> [MATERIAL FOR THE TASK]:
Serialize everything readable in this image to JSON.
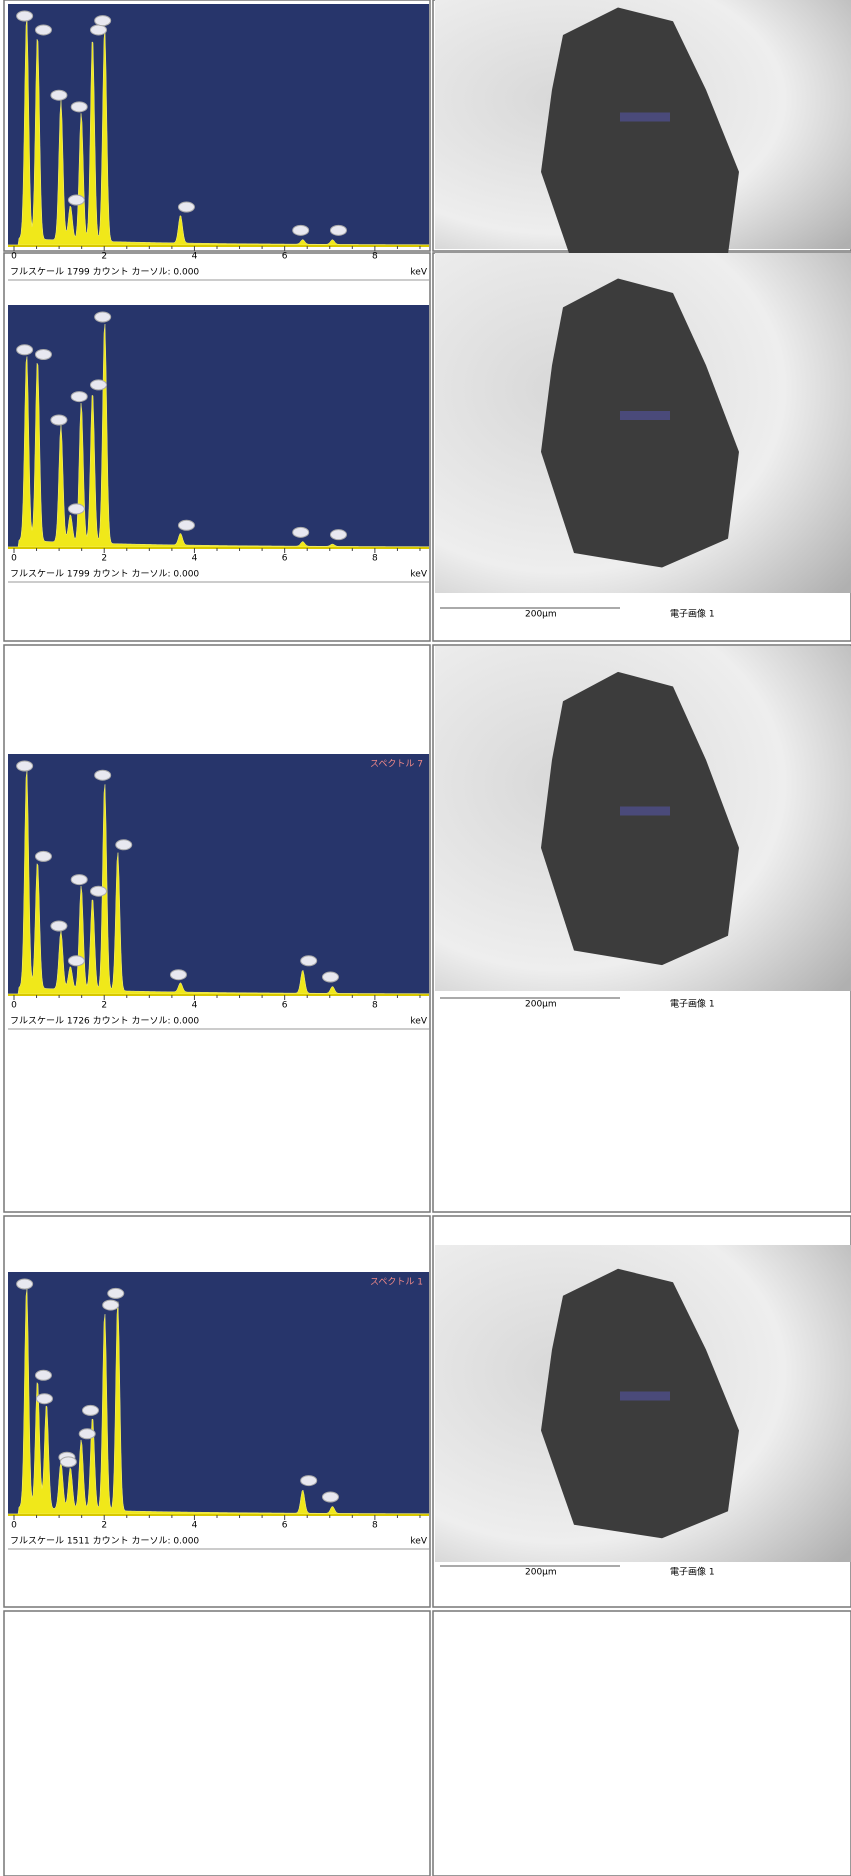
{
  "spectra": [
    {
      "fullscale": "フルスケール 1799 カウント カーソル: 0.000",
      "ticks": [
        "0",
        "2",
        "4",
        "6",
        "8"
      ],
      "unit": "keV"
    },
    {
      "fullscale": "フルスケール 1799 カウント カーソル: 0.000",
      "ticks": [
        "0",
        "2",
        "4",
        "6",
        "8"
      ],
      "unit": "keV"
    },
    {
      "name": "スペクトル 7",
      "fullscale": "フルスケール 1726 カウント カーソル: 0.000",
      "ticks": [
        "0",
        "2",
        "4",
        "6",
        "8"
      ],
      "unit": "keV"
    },
    {
      "name": "スペクトル 1",
      "fullscale": "フルスケール 1511 カウント カーソル: 0.000",
      "ticks": [
        "0",
        "2",
        "4",
        "6",
        "8"
      ],
      "unit": "keV"
    }
  ],
  "images": [
    {},
    {
      "scale": "200μm",
      "caption": "電子画像 1"
    },
    {
      "scale": "200μm",
      "caption": "電子画像 1"
    },
    {
      "scale": "200μm",
      "caption": "電子画像 1"
    }
  ]
}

> [TASK REQUIREMENTS]:
Omit every picture, and otherwise quote the entries exactly.

> [THE REPLY]:
Serialize everything readable in this image to JSON.
{
  "spectra": [
    {
      "fullscale": "フルスケール 1799 カウント カーソル: 0.000",
      "ticks": [
        "0",
        "2",
        "4",
        "6",
        "8"
      ],
      "unit": "keV"
    },
    {
      "fullscale": "フルスケール 1799 カウント カーソル: 0.000",
      "ticks": [
        "0",
        "2",
        "4",
        "6",
        "8"
      ],
      "unit": "keV"
    },
    {
      "name": "スペクトル 7",
      "fullscale": "フルスケール 1726 カウント カーソル: 0.000",
      "ticks": [
        "0",
        "2",
        "4",
        "6",
        "8"
      ],
      "unit": "keV"
    },
    {
      "name": "スペクトル 1",
      "fullscale": "フルスケール 1511 カウント カーソル: 0.000",
      "ticks": [
        "0",
        "2",
        "4",
        "6",
        "8"
      ],
      "unit": "keV"
    }
  ],
  "images": [
    {},
    {
      "scale": "200μm",
      "caption": "電子画像 1"
    },
    {
      "scale": "200μm",
      "caption": "電子画像 1"
    },
    {
      "scale": "200μm",
      "caption": "電子画像 1"
    }
  ]
}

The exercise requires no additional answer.